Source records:
──────────────────────────────
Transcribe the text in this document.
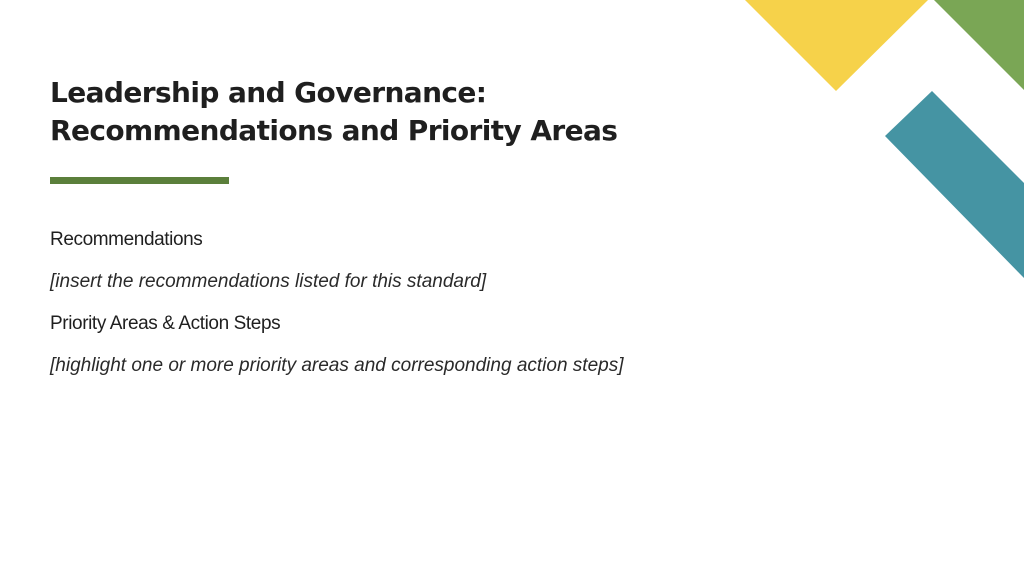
Leadership and Governance:
Recommendations and Priority Areas

Recommendations

[insert the recommendations listed for this standard]

Priority Areas & Action Steps

[highlight one or more priority areas and corresponding action steps]
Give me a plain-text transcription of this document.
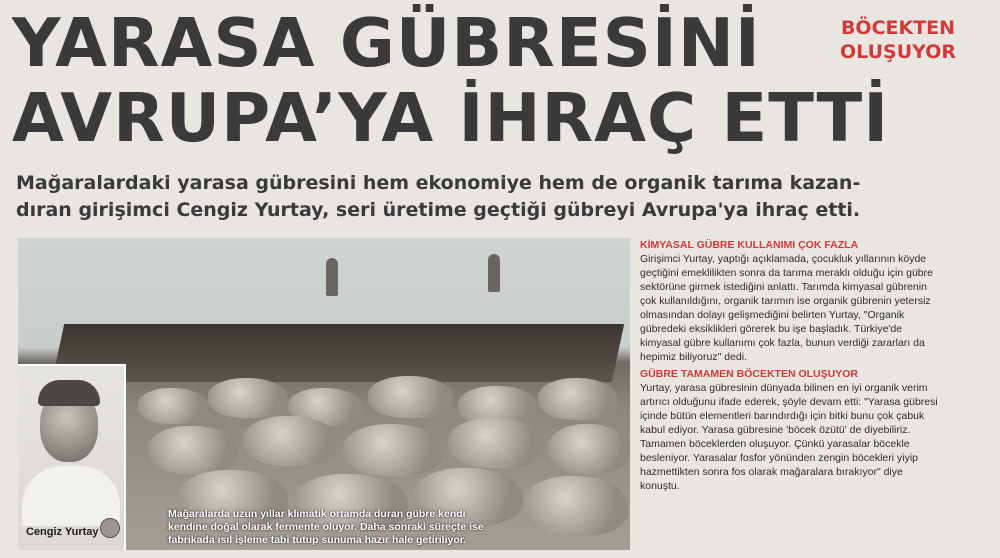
YARASA GÜBRESİNİ
AVRUPA’YA İHRAÇ ETTİ
BÖCEKTEN
OLUŞUYOR
Mağaralardaki yarasa gübresini hem ekonomiye hem de organik tarıma kazan-
dıran girişimci Cengiz Yurtay, seri üretime geçtiği gübreyi Avrupa'ya ihraç etti.
Cengiz Yurtay
Mağaralarda uzun yıllar klimatik ortamda duran gübre kendi
kendine doğal olarak fermente oluyor. Daha sonraki süreçte ise
fabrikada ısıl işleme tabi tutup sunuma hazır hale getiriliyor.

KİMYASAL GÜBRE KULLANIMI ÇOK FAZLA

Girişimci Yurtay, yaptığı açıklamada, çocukluk yıllarının köyde geçtiğini emeklilikten sonra da tarıma meraklı olduğu için gübre sektörüne girmek istediğini anlattı. Tarımda kimyasal gübrenin çok kullanıldığını, organik tarımın ise organik gübrenin yetersiz olmasından dolayı gelişmediğini belirten Yurtay, "Organik gübredeki eksiklikleri görerek bu işe başladık. Türkiye'de kimyasal gübre kullanımı çok fazla, bunun verdiği zararları da hepimiz biliyoruz" dedi.

GÜBRE TAMAMEN BÖCEKTEN OLUŞUYOR

Yurtay, yarasa gübresinin dünyada bilinen en iyi organik verim artırıcı olduğunu ifade ederek, şöyle devam etti: "Yarasa gübresi içinde bütün elementleri barındırdığı için bitki bunu çok çabuk kabul ediyor. Yarasa gübresine 'böcek özütü' de diyebiliriz. Tamamen böceklerden oluşuyor. Çünkü yarasalar böcekle besleniyor. Yarasalar fosfor yönünden zengin böcekleri yiyip hazmettikten sonra fos olarak mağaralara bırakıyor" diye konuştu.
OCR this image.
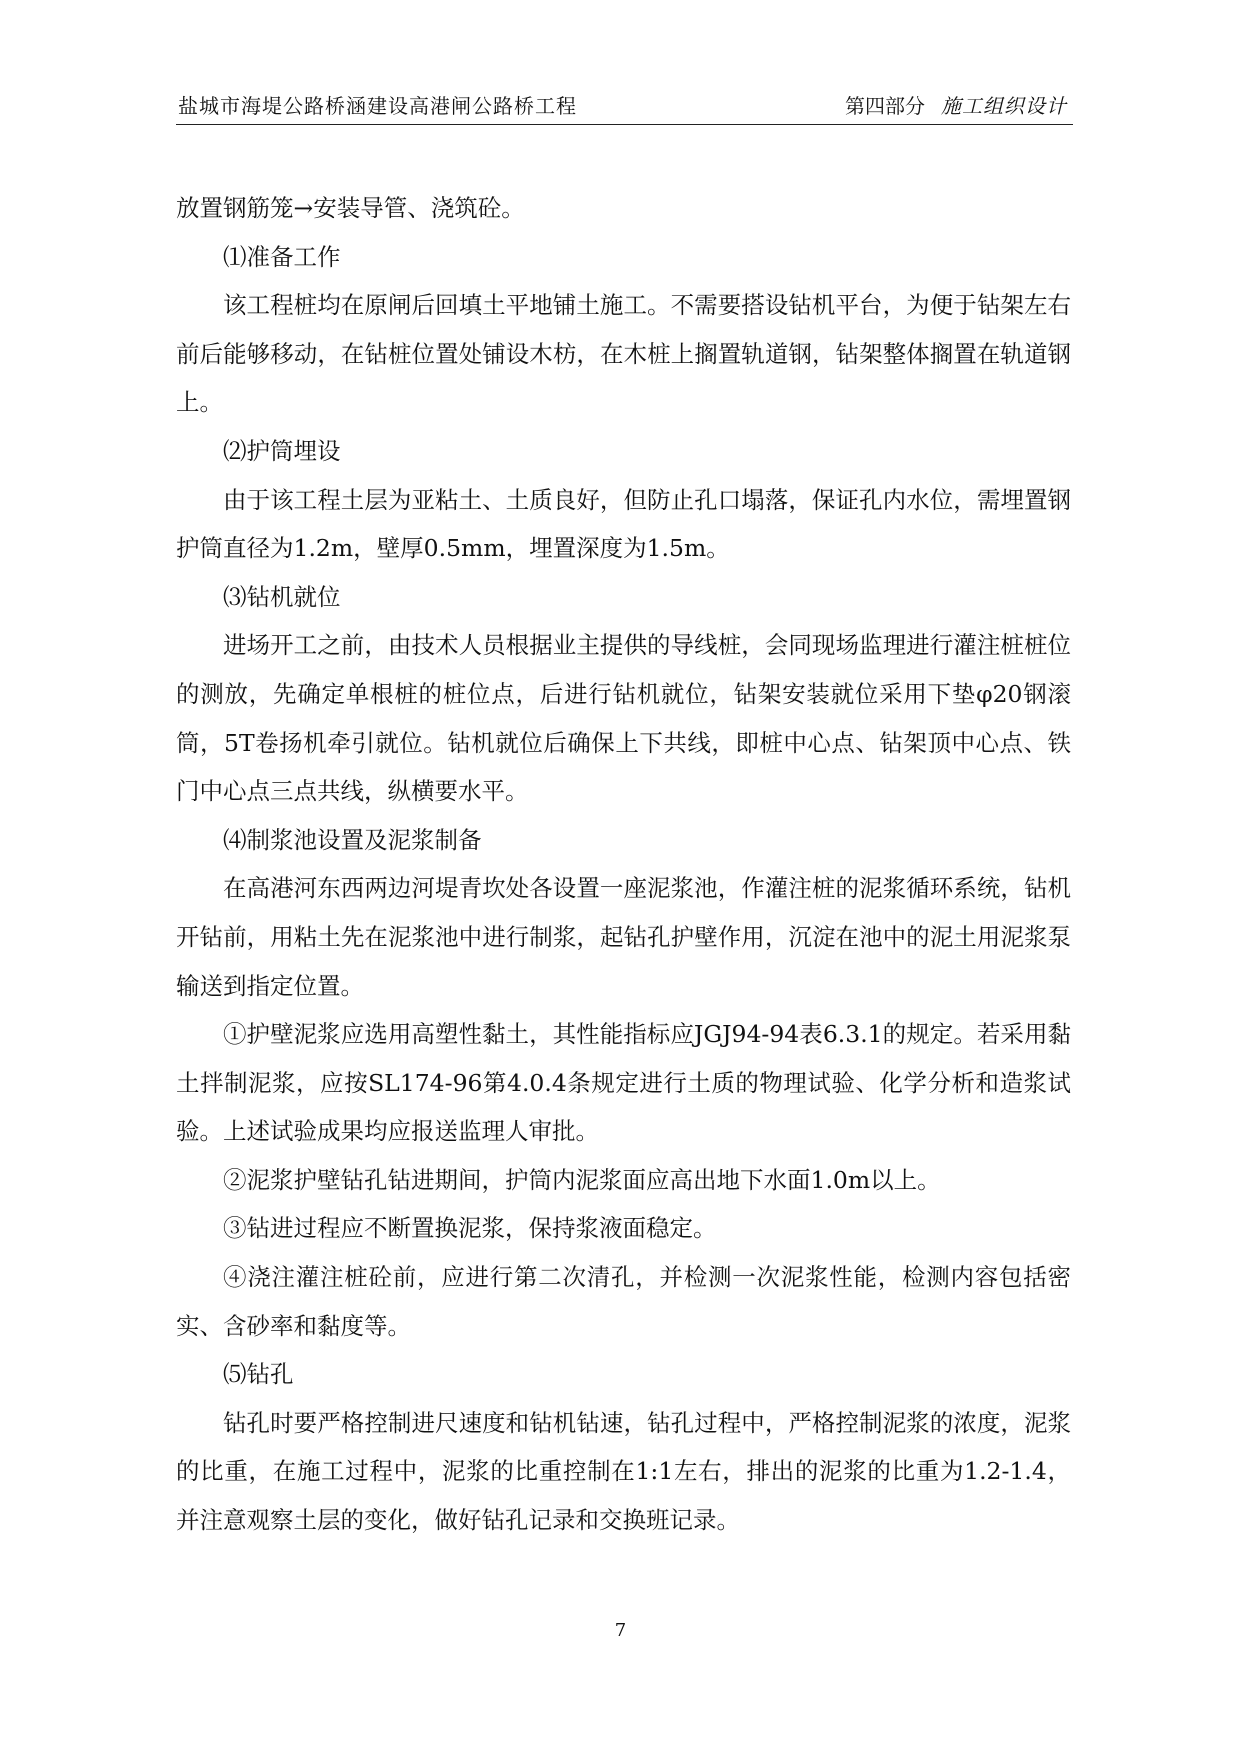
盐城市海堤公路桥涵建设高港闸公路桥工程	第四部分 施工组织设计

放置钢筋笼→安装导管、浇筑砼。

⑴准备工作

该工程桩均在原闸后回填土平地铺土施工。不需要搭设钻机平台，为便于钻架左右前后能够移动，在钻桩位置处铺设木枋，在木桩上搁置轨道钢，钻架整体搁置在轨道钢上。

⑵护筒埋设

由于该工程土层为亚粘土、土质良好，但防止孔口塌落，保证孔内水位，需埋置钢护筒直径为1.2m，壁厚0.5mm，埋置深度为1.5m。

⑶钻机就位

进场开工之前，由技术人员根据业主提供的导线桩，会同现场监理进行灌注桩桩位的测放，先确定单根桩的桩位点，后进行钻机就位，钻架安装就位采用下垫φ20钢滚筒，5T卷扬机牵引就位。钻机就位后确保上下共线，即桩中心点、钻架顶中心点、铁门中心点三点共线，纵横要水平。

⑷制浆池设置及泥浆制备

在高港河东西两边河堤青坎处各设置一座泥浆池，作灌注桩的泥浆循环系统，钻机开钻前，用粘土先在泥浆池中进行制浆，起钻孔护壁作用，沉淀在池中的泥土用泥浆泵输送到指定位置。

①护壁泥浆应选用高塑性黏土，其性能指标应JGJ94-94表6.3.1的规定。若采用黏土拌制泥浆，应按SL174-96第4.0.4条规定进行土质的物理试验、化学分析和造浆试验。上述试验成果均应报送监理人审批。

②泥浆护壁钻孔钻进期间，护筒内泥浆面应高出地下水面1.0m以上。

③钻进过程应不断置换泥浆，保持浆液面稳定。

④浇注灌注桩砼前，应进行第二次清孔，并检测一次泥浆性能，检测内容包括密实、含砂率和黏度等。

⑸钻孔

钻孔时要严格控制进尺速度和钻机钻速，钻孔过程中，严格控制泥浆的浓度，泥浆的比重，在施工过程中，泥浆的比重控制在1:1左右，排出的泥浆的比重为1.2-1.4，并注意观察土层的变化，做好钻孔记录和交换班记录。

7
──────────────────────────────
-- EXERCISE --
Copy all lines in the listing above where the string "olarak" appears.

-- SOLUTION TO THE EXERCISE --
kendine doğal olarak fermente oluyor. Daha sonraki süreçte ise
Yurtay, yarasa gübresinin dünyada bilinen en iyi organik verim artırıcı olduğunu ifade ederek, şöyle devam etti: "Yarasa gübresi içinde bütün elementleri barındırdığı için bitki bunu çok çabuk kabul ediyor. Yarasa gübresine 'böcek özütü' de diyebiliriz. Tamamen böceklerden oluşuyor. Çünkü yarasalar böcekle besleniyor. Yarasalar fosfor yönünden zengin böcekleri yiyip hazmettikten sonra fos olarak mağaralara bırakıyor" diye konuştu.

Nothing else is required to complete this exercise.